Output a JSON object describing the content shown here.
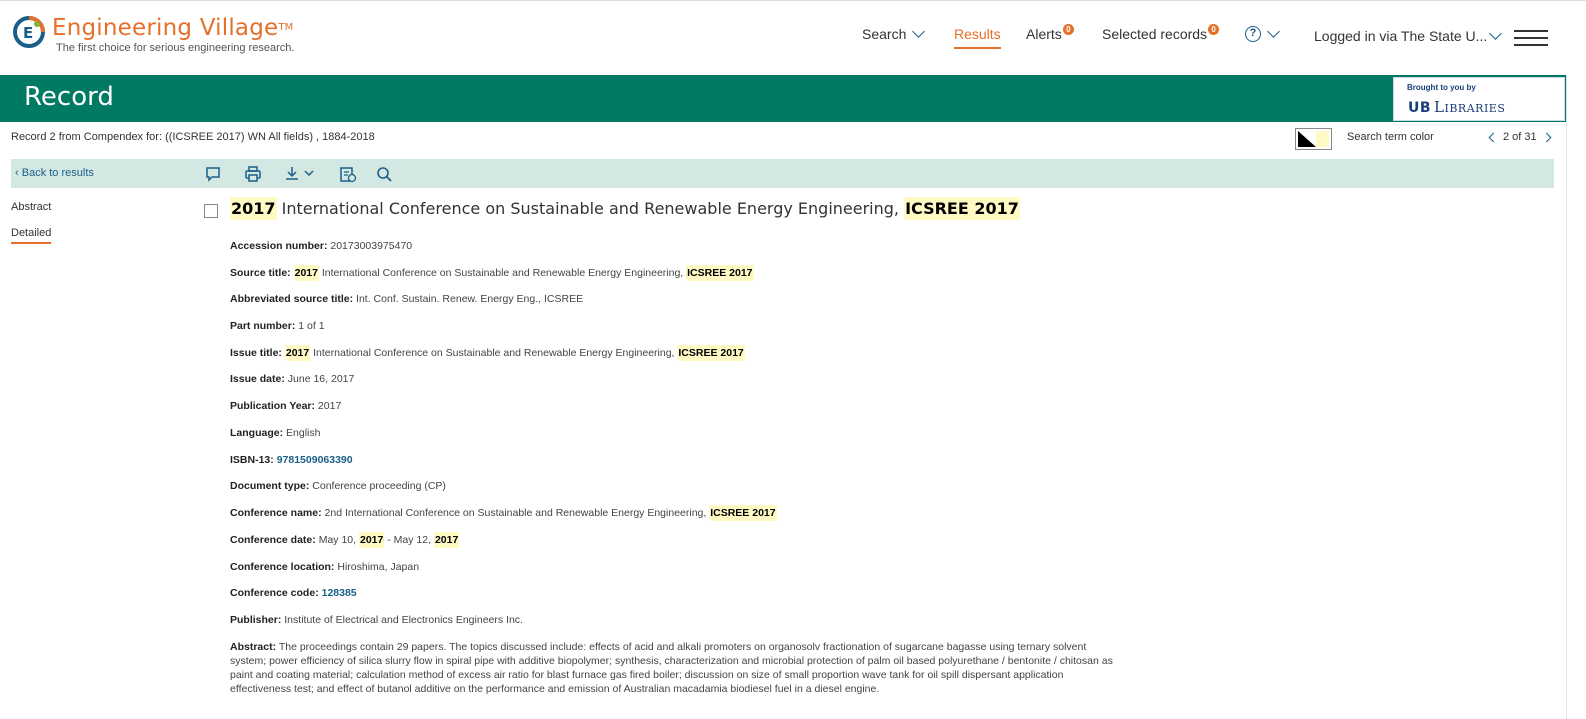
{
  "brand": {
    "title": "Engineering Village",
    "tm": "TM",
    "tagline": "The first choice for serious engineering research.",
    "accent_color": "#e5702a",
    "logo_icon": "ev-logo-icon"
  },
  "nav": {
    "search": "Search",
    "results": "Results",
    "alerts": "Alerts",
    "alerts_badge": "0",
    "selected": "Selected records",
    "selected_badge": "0",
    "help_glyph": "?",
    "logged_in": "Logged in via The State U..."
  },
  "band": {
    "title": "Record",
    "color": "#007a63",
    "brought_by": "Brought to you by",
    "library_mark": "UB",
    "library_name": "Libraries"
  },
  "record_bar": {
    "record_line": "Record 2 from Compendex for: ((ICSREE 2017) WN All fields) , 1884-2018",
    "search_term_color": "Search term color",
    "pager": "2 of 31"
  },
  "toolbar": {
    "back": "Back to results"
  },
  "side_nav": {
    "abstract": "Abstract",
    "detailed": "Detailed"
  },
  "record": {
    "title_hl1": "2017",
    "title_mid": " International Conference on Sustainable and Renewable Energy Engineering, ",
    "title_hl2": "ICSREE 2017",
    "fields": {
      "accession_label": "Accession number:",
      "accession_value": "20173003975470",
      "source_label": "Source title:",
      "source_hl1": "2017",
      "source_mid": " International Conference on Sustainable and Renewable Energy Engineering, ",
      "source_hl2": "ICSREE 2017",
      "abbrev_label": "Abbreviated source title:",
      "abbrev_value": "Int. Conf. Sustain. Renew. Energy Eng., ICSREE",
      "part_label": "Part number:",
      "part_value": "1 of 1",
      "issue_label": "Issue title:",
      "issue_hl1": "2017",
      "issue_mid": " International Conference on Sustainable and Renewable Energy Engineering, ",
      "issue_hl2": "ICSREE 2017",
      "issue_date_label": "Issue date:",
      "issue_date_value": "June 16, 2017",
      "pub_year_label": "Publication Year:",
      "pub_year_value": "2017",
      "language_label": "Language:",
      "language_value": "English",
      "isbn_label": "ISBN-13:",
      "isbn_value": "9781509063390",
      "doctype_label": "Document type:",
      "doctype_value": "Conference proceeding (CP)",
      "confname_label": "Conference name:",
      "confname_mid": "2nd International Conference on Sustainable and Renewable Energy Engineering, ",
      "confname_hl": "ICSREE 2017",
      "confdate_label": "Conference date:",
      "confdate_p1": "May 10, ",
      "confdate_hl1": "2017",
      "confdate_p2": " - May 12, ",
      "confdate_hl2": "2017",
      "conflocation_label": "Conference location:",
      "conflocation_value": "Hiroshima, Japan",
      "confcode_label": "Conference code:",
      "confcode_value": "128385",
      "publisher_label": "Publisher:",
      "publisher_value": "Institute of Electrical and Electronics Engineers Inc.",
      "abstract_label": "Abstract:",
      "abstract_value": "The proceedings contain 29 papers. The topics discussed include: effects of acid and alkali promoters on organosolv fractionation of sugarcane bagasse using ternary solvent system; power efficiency of silica slurry flow in spiral pipe with additive biopolymer; synthesis, characterization and microbial protection of palm oil based polyurethane / bentonite / chitosan as paint and coating material; calculation method of excess air ratio for blast furnace gas fired boiler; discussion on size of small proportion wave tank for oil spill dispersant application effectiveness test; and effect of butanol additive on the performance and emission of Australian macadamia biodiesel fuel in a diesel engine."
    }
  }
}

■ THE REQUEST
Pictures don't belong in the copy. Transcribe every record exactly as it appears.

■ THE RESULT
Output a JSON object describing the content shown here.
{
  "brand": {
    "title": "Engineering Village",
    "tm": "TM",
    "tagline": "The first choice for serious engineering research.",
    "accent_color": "#e5702a",
    "logo_icon": "ev-logo-icon"
  },
  "nav": {
    "search": "Search",
    "results": "Results",
    "alerts": "Alerts",
    "alerts_badge": "0",
    "selected": "Selected records",
    "selected_badge": "0",
    "help_glyph": "?",
    "logged_in": "Logged in via The State U..."
  },
  "band": {
    "title": "Record",
    "color": "#007a63",
    "brought_by": "Brought to you by",
    "library_mark": "UB",
    "library_name": "Libraries"
  },
  "record_bar": {
    "record_line": "Record 2 from Compendex for: ((ICSREE 2017) WN All fields) , 1884-2018",
    "search_term_color": "Search term color",
    "pager": "2 of 31"
  },
  "toolbar": {
    "back": "Back to results"
  },
  "side_nav": {
    "abstract": "Abstract",
    "detailed": "Detailed"
  },
  "record": {
    "title_hl1": "2017",
    "title_mid": " International Conference on Sustainable and Renewable Energy Engineering, ",
    "title_hl2": "ICSREE 2017",
    "fields": {
      "accession_label": "Accession number:",
      "accession_value": "20173003975470",
      "source_label": "Source title:",
      "source_hl1": "2017",
      "source_mid": " International Conference on Sustainable and Renewable Energy Engineering, ",
      "source_hl2": "ICSREE 2017",
      "abbrev_label": "Abbreviated source title:",
      "abbrev_value": "Int. Conf. Sustain. Renew. Energy Eng., ICSREE",
      "part_label": "Part number:",
      "part_value": "1 of 1",
      "issue_label": "Issue title:",
      "issue_hl1": "2017",
      "issue_mid": " International Conference on Sustainable and Renewable Energy Engineering, ",
      "issue_hl2": "ICSREE 2017",
      "issue_date_label": "Issue date:",
      "issue_date_value": "June 16, 2017",
      "pub_year_label": "Publication Year:",
      "pub_year_value": "2017",
      "language_label": "Language:",
      "language_value": "English",
      "isbn_label": "ISBN-13:",
      "isbn_value": "9781509063390",
      "doctype_label": "Document type:",
      "doctype_value": "Conference proceeding (CP)",
      "confname_label": "Conference name:",
      "confname_mid": "2nd International Conference on Sustainable and Renewable Energy Engineering, ",
      "confname_hl": "ICSREE 2017",
      "confdate_label": "Conference date:",
      "confdate_p1": "May 10, ",
      "confdate_hl1": "2017",
      "confdate_p2": " - May 12, ",
      "confdate_hl2": "2017",
      "conflocation_label": "Conference location:",
      "conflocation_value": "Hiroshima, Japan",
      "confcode_label": "Conference code:",
      "confcode_value": "128385",
      "publisher_label": "Publisher:",
      "publisher_value": "Institute of Electrical and Electronics Engineers Inc.",
      "abstract_label": "Abstract:",
      "abstract_value": "The proceedings contain 29 papers. The topics discussed include: effects of acid and alkali promoters on organosolv fractionation of sugarcane bagasse using ternary solvent system; power efficiency of silica slurry flow in spiral pipe with additive biopolymer; synthesis, characterization and microbial protection of palm oil based polyurethane / bentonite / chitosan as paint and coating material; calculation method of excess air ratio for blast furnace gas fired boiler; discussion on size of small proportion wave tank for oil spill dispersant application effectiveness test; and effect of butanol additive on the performance and emission of Australian macadamia biodiesel fuel in a diesel engine."
    }
  }
}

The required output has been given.